* **INPUT DATA**
════

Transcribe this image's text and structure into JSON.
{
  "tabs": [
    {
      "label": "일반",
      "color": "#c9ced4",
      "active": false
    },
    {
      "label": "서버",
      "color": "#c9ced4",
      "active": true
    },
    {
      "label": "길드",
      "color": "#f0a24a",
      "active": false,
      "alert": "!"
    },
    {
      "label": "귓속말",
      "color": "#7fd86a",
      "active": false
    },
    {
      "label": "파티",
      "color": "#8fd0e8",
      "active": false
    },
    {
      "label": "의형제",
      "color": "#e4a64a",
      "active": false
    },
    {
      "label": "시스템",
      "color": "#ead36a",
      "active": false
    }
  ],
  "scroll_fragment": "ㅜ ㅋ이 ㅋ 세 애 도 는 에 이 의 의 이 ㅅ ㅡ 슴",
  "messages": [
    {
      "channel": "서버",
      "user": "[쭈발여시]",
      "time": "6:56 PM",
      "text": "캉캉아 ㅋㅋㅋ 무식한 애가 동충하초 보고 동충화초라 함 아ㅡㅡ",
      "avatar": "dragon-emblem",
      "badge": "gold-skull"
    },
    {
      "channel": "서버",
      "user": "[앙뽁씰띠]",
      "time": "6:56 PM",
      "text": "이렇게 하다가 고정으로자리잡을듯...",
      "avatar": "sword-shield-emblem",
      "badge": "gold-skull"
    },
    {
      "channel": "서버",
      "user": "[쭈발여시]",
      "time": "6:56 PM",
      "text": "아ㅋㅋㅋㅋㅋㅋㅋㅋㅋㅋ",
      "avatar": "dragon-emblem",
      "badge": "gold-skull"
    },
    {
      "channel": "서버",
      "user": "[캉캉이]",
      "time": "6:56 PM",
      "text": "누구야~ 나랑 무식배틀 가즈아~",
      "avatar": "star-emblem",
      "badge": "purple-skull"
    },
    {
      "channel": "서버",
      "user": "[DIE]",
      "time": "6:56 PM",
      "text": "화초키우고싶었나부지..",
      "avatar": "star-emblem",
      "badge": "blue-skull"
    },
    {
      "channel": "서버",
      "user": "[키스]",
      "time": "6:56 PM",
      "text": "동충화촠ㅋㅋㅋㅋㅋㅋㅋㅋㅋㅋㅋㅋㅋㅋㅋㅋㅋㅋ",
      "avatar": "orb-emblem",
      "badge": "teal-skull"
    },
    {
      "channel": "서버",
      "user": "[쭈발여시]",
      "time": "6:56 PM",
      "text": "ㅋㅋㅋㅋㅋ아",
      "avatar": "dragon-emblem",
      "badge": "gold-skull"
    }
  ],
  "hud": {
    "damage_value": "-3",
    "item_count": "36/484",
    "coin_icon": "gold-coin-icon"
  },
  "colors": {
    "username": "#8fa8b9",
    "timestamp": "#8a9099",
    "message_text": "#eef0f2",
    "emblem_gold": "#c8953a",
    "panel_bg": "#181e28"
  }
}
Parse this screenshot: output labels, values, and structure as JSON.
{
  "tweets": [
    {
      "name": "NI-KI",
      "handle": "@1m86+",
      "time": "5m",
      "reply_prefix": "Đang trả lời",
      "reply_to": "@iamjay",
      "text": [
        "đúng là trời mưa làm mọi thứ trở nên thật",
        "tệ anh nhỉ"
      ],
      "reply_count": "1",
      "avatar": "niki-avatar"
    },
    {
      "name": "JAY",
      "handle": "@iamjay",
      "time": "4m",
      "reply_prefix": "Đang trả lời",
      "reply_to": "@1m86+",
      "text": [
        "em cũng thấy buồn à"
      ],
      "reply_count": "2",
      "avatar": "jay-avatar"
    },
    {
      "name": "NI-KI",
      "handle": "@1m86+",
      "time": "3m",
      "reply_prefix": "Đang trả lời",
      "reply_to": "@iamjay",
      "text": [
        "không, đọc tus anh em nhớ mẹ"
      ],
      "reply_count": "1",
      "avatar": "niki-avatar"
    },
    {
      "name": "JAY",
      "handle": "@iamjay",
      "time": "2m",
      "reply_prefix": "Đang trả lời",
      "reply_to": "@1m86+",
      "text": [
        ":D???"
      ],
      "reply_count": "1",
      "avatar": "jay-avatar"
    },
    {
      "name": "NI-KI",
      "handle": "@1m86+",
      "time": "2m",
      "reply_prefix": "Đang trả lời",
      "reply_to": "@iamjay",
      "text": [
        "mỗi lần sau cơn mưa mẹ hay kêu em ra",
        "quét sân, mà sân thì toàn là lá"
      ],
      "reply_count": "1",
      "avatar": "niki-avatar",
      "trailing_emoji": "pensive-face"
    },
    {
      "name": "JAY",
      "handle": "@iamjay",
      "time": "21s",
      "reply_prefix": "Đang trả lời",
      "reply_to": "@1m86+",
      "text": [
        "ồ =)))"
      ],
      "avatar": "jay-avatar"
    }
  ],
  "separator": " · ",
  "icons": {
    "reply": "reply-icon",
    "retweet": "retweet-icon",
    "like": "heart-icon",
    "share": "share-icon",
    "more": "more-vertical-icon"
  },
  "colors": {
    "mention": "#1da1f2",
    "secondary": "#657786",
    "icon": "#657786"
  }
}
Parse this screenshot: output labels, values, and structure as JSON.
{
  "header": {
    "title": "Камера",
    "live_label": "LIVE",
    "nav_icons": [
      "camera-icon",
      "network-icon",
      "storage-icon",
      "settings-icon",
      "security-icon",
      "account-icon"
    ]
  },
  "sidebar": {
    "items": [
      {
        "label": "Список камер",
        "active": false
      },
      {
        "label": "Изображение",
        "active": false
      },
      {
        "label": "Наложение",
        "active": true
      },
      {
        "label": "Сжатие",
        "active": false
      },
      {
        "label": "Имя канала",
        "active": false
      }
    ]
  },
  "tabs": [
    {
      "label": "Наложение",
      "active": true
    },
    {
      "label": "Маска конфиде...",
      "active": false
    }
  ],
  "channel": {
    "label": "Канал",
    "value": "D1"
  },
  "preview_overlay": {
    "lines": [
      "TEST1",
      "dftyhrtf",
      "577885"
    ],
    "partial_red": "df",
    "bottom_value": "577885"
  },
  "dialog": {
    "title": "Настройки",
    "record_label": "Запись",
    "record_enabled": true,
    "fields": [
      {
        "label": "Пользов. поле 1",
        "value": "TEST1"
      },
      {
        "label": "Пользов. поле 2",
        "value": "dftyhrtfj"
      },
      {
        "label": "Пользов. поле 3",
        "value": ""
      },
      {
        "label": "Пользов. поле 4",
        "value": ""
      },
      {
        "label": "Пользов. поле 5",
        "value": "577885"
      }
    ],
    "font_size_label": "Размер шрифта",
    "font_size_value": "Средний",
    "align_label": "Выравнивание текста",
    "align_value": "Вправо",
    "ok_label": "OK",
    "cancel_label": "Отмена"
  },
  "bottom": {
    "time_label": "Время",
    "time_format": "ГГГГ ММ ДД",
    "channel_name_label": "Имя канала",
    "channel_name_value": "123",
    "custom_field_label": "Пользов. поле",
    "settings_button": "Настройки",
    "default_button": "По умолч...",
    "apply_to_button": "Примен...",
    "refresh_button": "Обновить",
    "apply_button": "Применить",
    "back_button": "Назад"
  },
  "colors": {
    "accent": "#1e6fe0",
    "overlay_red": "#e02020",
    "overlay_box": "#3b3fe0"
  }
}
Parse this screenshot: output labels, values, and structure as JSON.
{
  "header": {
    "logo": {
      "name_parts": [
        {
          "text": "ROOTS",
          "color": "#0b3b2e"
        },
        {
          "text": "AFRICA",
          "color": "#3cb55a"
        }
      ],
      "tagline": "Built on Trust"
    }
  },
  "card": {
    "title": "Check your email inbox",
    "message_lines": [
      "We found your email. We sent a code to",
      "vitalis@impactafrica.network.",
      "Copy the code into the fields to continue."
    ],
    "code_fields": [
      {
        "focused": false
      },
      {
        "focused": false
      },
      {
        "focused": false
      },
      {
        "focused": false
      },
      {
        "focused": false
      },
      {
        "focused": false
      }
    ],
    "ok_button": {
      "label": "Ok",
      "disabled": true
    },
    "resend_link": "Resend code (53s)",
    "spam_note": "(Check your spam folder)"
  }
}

════

* **YOUR INSTRUCTIONS**
In the entries above, count each line with "Check"; reply with the total only.

* **PROBLEM SOLUTION**
2